TASK DESCRIPTION: Repeat every entry word for word, but leave the images out of your copy.

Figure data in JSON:
## start

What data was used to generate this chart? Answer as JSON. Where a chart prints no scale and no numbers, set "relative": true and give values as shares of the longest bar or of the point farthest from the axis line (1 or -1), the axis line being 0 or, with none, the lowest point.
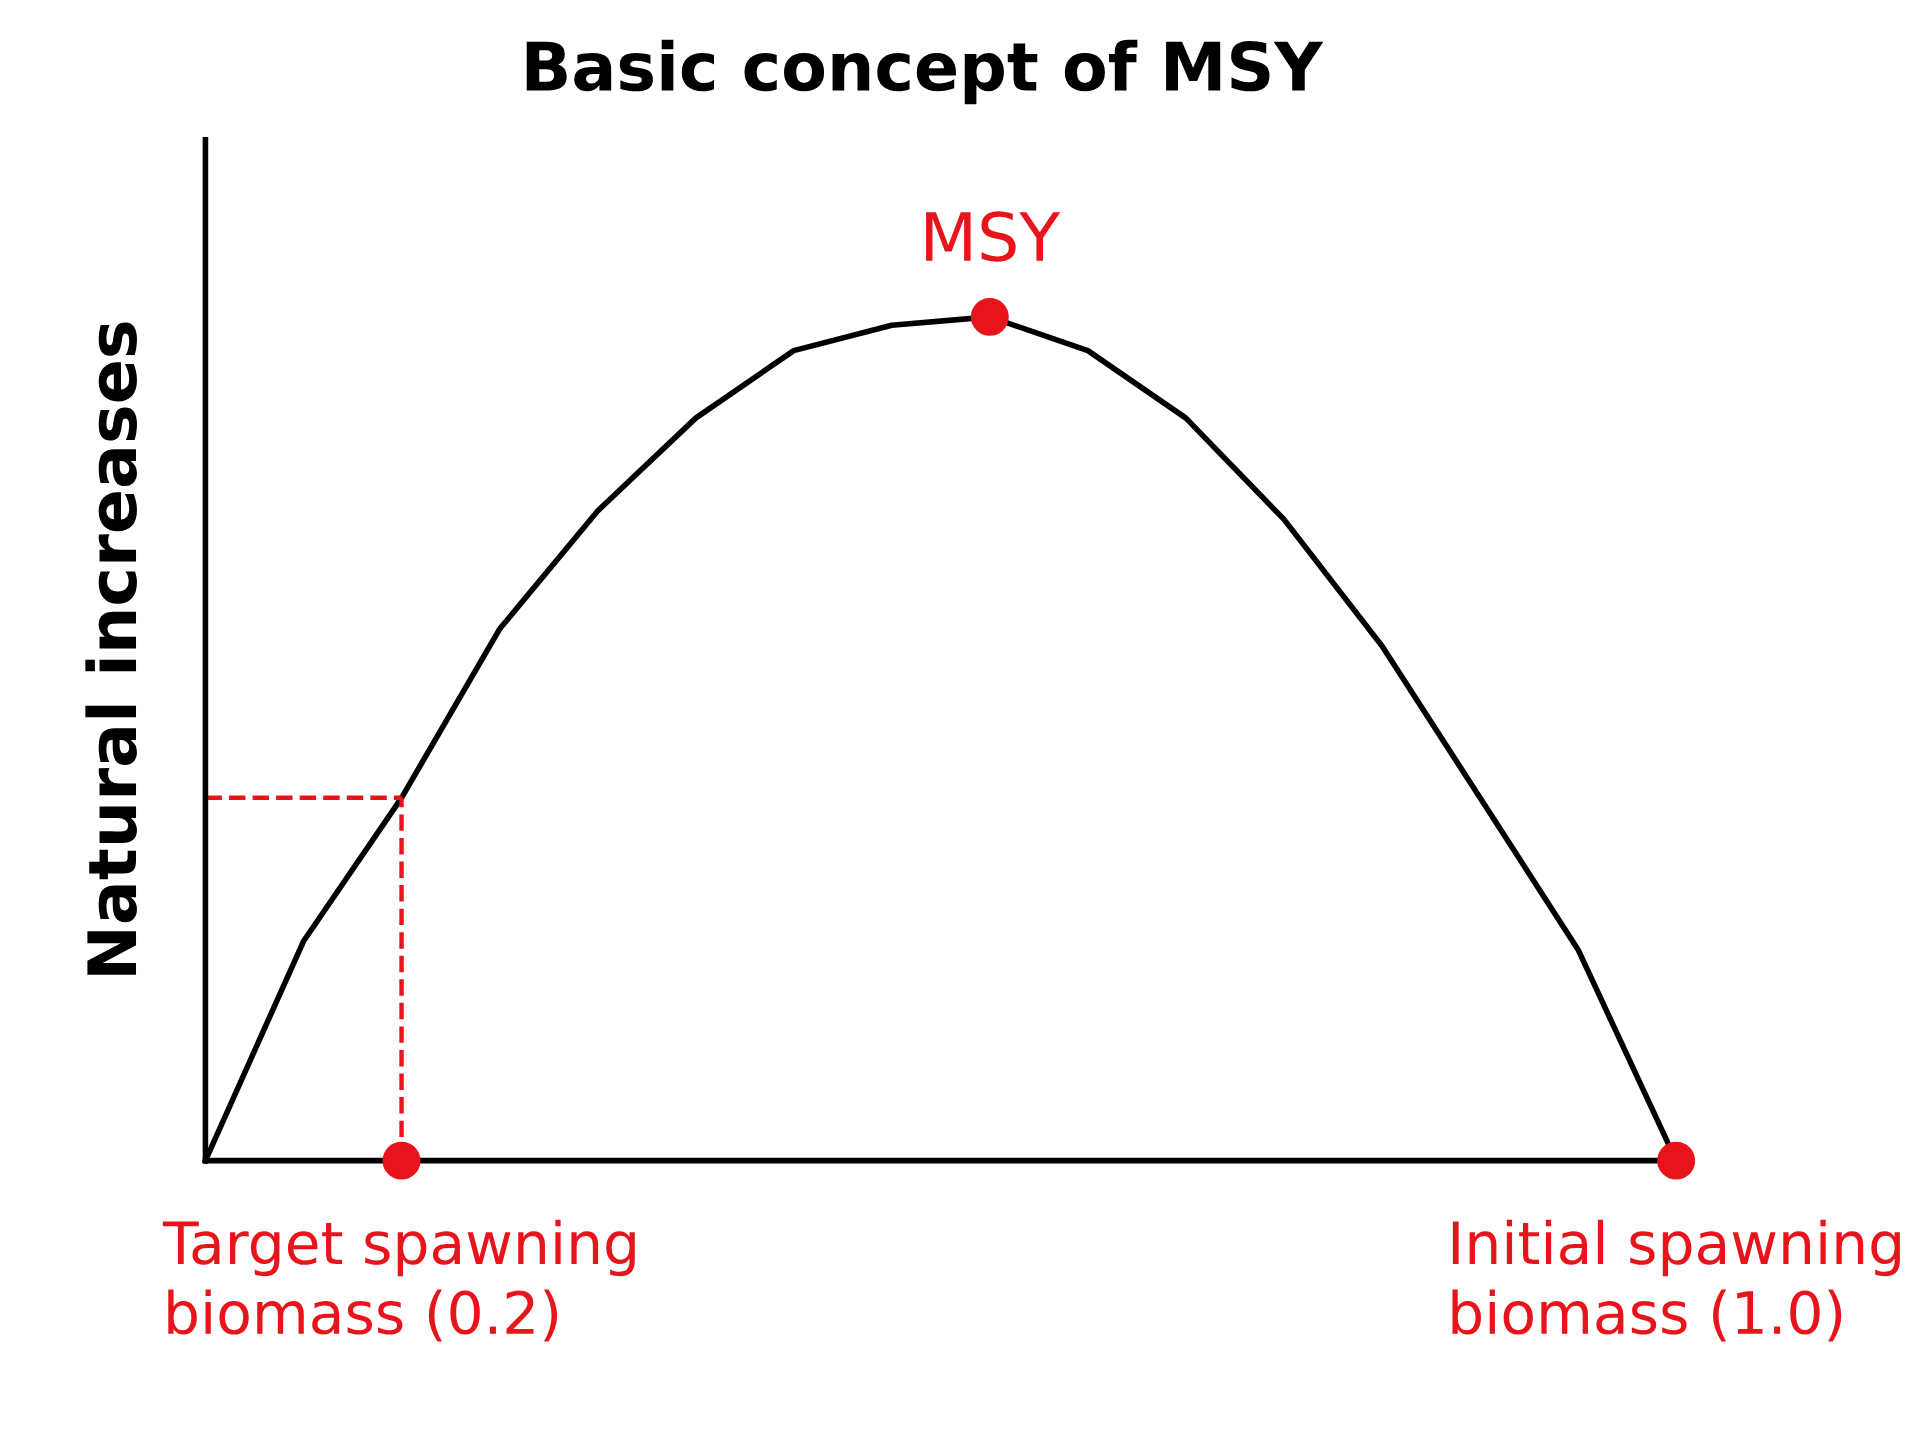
{
  "chart_data": {
    "type": "line",
    "title": "Basic concept of MSY",
    "ylabel": "Natural increases",
    "relative": true,
    "categories": [
      null,
      null,
      null,
      null,
      null,
      null,
      null,
      null,
      null,
      null,
      null,
      null,
      null,
      null,
      null,
      null
    ],
    "series": [
      {
        "color": "#000000",
        "values": [
          0,
          0.26,
          0.43,
          0.63,
          0.77,
          0.88,
          0.96,
          0.99,
          1.0,
          0.96,
          0.88,
          0.76,
          0.61,
          0.43,
          0.25,
          0
        ]
      }
    ],
    "annotations": [
      {
        "text": "MSY",
        "y": 1.0
      },
      {
        "text": "Target spawning\nbiomass (0.2)",
        "y": 0
      },
      {
        "text": "Initial spawning\nbiomass (1.0)",
        "y": 0
      }
    ],
    "ref_lines": [
      {
        "axis": "y",
        "value": 0.43,
        "color": "#e8141b",
        "line_style": "dashed"
      }
    ],
    "grid": false,
    "legend": false
  }
}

## end

THE RESPONSE:
What data was used to generate this chart? Answer as JSON. Where a chart prints no scale and no numbers, set "relative": true and give values as shares of the longest bar or of the point farthest from the axis line (1 or -1), the axis line being 0 or, with none, the lowest point.
{
  "chart_data": {
    "type": "line",
    "title": "Basic concept of MSY",
    "ylabel": "Natural increases",
    "relative": true,
    "categories": [
      null,
      null,
      null,
      null,
      null,
      null,
      null,
      null,
      null,
      null,
      null,
      null,
      null,
      null,
      null,
      null
    ],
    "series": [
      {
        "color": "#000000",
        "values": [
          0,
          0.26,
          0.43,
          0.63,
          0.77,
          0.88,
          0.96,
          0.99,
          1.0,
          0.96,
          0.88,
          0.76,
          0.61,
          0.43,
          0.25,
          0
        ]
      }
    ],
    "annotations": [
      {
        "text": "MSY",
        "y": 1.0
      },
      {
        "text": "Target spawning\nbiomass (0.2)",
        "y": 0
      },
      {
        "text": "Initial spawning\nbiomass (1.0)",
        "y": 0
      }
    ],
    "ref_lines": [
      {
        "axis": "y",
        "value": 0.43,
        "color": "#e8141b",
        "line_style": "dashed"
      }
    ],
    "grid": false,
    "legend": false
  }
}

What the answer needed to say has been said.